TASK STATEMENT: Lines that hold the word "execution" should be located and copied.

————

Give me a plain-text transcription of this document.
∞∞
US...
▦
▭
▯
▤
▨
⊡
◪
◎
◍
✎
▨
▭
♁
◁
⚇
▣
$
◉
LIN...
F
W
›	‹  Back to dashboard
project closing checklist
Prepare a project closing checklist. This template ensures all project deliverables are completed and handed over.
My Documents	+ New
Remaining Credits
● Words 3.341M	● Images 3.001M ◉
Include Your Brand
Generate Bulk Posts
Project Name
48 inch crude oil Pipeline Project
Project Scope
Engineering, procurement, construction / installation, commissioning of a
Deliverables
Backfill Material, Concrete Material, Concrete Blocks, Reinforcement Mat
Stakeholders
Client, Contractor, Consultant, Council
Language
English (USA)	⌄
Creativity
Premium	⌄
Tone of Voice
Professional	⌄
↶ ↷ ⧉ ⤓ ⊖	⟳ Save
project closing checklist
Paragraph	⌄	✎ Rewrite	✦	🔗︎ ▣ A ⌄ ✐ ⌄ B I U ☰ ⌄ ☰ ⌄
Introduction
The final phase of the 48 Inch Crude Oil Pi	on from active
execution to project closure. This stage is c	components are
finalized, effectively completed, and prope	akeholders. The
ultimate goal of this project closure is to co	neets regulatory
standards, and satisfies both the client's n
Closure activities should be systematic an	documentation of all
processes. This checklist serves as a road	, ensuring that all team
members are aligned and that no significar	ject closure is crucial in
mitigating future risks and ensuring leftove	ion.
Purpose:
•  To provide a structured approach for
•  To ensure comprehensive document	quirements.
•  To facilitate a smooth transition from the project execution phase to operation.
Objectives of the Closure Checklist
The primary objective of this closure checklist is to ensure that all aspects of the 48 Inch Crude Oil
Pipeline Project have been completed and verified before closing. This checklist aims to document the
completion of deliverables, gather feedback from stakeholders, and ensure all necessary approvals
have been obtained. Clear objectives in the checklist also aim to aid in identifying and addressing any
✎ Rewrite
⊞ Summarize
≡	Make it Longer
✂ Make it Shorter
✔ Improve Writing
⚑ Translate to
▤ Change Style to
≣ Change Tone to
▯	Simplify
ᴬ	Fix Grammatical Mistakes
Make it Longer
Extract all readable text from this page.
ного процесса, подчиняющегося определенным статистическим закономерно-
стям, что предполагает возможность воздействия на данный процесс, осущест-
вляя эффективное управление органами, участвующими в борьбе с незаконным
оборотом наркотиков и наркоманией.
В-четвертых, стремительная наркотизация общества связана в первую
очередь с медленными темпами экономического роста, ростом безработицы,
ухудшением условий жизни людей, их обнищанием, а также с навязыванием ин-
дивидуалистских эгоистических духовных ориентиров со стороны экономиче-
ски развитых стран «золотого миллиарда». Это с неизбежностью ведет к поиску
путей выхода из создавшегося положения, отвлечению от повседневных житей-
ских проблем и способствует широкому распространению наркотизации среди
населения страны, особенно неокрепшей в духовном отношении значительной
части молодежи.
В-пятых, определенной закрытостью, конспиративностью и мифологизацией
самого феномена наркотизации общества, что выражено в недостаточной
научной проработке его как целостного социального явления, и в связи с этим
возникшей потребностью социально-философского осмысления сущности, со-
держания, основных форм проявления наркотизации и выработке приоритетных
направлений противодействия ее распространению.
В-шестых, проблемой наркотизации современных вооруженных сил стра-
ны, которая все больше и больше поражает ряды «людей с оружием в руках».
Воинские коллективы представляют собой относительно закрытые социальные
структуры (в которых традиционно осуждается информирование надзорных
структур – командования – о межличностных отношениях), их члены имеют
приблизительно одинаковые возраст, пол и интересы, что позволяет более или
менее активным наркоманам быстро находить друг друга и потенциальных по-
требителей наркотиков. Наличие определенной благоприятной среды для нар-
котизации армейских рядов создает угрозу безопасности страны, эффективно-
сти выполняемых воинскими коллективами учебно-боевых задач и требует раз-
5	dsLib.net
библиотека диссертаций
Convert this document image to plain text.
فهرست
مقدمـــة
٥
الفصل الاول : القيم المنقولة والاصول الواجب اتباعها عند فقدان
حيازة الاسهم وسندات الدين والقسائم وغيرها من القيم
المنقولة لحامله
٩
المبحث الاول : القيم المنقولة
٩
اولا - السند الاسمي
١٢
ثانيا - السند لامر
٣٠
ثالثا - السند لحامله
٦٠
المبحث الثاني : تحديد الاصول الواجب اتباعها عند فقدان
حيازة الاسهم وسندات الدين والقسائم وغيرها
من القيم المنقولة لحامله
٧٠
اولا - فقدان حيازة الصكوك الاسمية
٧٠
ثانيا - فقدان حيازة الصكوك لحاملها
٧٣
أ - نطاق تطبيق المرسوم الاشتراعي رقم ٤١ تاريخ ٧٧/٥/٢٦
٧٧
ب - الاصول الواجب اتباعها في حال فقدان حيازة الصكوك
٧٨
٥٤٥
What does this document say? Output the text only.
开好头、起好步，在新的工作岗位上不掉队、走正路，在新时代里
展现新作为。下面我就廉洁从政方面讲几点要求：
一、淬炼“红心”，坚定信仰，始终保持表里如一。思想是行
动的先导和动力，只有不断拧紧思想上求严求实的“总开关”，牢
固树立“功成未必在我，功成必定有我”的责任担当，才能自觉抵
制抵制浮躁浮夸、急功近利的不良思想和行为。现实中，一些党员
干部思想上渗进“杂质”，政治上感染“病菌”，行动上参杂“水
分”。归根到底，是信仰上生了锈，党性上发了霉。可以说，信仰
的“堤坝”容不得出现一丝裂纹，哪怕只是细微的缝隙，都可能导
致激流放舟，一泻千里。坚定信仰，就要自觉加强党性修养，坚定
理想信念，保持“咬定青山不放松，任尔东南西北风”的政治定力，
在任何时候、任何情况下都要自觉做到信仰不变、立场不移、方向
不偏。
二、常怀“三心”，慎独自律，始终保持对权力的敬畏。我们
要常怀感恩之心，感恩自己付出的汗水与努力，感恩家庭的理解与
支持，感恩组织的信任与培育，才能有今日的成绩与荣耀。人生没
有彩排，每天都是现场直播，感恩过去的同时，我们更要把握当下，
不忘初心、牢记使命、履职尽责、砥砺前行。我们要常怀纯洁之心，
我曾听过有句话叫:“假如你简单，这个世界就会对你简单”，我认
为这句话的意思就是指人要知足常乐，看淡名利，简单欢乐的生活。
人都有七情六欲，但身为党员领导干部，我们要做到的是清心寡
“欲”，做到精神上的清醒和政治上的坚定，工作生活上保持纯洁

————

RESPONSE TO THIS EXERCISE:
execution to project closure. This stage is c	components are
•  To facilitate a smooth transition from the project execution phase to operation.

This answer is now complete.